* [REQUIREMENTS]: Update everything from the start of the material down through the line containing "fig1-force-label: 15k <box>470", changing "truss" to "frame". Write those lines out again with nothing else altered.

Records of where the elements appear:
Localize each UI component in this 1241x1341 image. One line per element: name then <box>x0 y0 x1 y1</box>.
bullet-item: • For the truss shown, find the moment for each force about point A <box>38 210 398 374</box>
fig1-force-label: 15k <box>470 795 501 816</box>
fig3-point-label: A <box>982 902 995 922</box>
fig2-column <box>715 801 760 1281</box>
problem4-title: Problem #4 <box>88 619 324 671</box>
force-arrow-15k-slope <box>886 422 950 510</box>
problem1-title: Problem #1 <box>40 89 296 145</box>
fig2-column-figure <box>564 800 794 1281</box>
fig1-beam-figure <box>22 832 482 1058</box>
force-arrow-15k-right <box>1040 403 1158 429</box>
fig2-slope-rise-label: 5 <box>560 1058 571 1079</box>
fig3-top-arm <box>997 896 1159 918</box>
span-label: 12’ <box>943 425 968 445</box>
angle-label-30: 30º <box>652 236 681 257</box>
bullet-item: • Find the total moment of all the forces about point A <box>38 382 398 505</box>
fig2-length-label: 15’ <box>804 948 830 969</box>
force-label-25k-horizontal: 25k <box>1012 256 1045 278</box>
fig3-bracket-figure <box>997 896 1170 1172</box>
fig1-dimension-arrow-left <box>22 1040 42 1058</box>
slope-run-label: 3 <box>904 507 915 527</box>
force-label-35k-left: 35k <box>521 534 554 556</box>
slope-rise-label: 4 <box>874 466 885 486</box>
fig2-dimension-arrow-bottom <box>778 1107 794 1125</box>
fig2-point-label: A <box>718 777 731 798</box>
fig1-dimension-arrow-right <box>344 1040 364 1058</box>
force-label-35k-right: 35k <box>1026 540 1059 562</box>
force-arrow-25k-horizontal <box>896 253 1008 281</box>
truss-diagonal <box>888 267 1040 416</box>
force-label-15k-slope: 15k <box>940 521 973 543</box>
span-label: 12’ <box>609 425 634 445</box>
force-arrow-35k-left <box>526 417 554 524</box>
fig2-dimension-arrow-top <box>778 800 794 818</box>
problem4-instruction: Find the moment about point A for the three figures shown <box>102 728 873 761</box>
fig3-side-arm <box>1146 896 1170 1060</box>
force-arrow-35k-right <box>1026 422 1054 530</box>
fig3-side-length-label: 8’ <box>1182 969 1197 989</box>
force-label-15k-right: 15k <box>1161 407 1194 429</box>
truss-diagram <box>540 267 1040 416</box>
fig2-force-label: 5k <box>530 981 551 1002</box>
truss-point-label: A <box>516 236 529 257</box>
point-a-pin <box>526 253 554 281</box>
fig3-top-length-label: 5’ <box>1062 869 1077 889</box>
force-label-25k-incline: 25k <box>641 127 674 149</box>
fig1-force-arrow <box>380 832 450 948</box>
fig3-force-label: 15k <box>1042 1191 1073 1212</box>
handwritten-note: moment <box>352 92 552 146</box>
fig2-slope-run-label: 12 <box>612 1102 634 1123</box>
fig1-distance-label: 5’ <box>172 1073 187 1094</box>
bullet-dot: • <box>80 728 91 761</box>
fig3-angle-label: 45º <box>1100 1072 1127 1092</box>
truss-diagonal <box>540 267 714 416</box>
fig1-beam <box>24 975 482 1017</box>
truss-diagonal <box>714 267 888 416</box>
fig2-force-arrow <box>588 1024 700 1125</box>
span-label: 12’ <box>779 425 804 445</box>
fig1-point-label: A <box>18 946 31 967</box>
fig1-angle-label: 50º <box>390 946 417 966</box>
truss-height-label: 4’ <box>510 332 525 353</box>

* [REPLY TO THE EXERCISE]:
Localize each UI component in this 1241x1341 image. One line per element: name then <box>x0 y0 x1 y1</box>.
bullet-item: • For the frame shown, find the moment for each force about point A <box>38 210 398 374</box>
fig1-force-label: 15k <box>470 795 501 816</box>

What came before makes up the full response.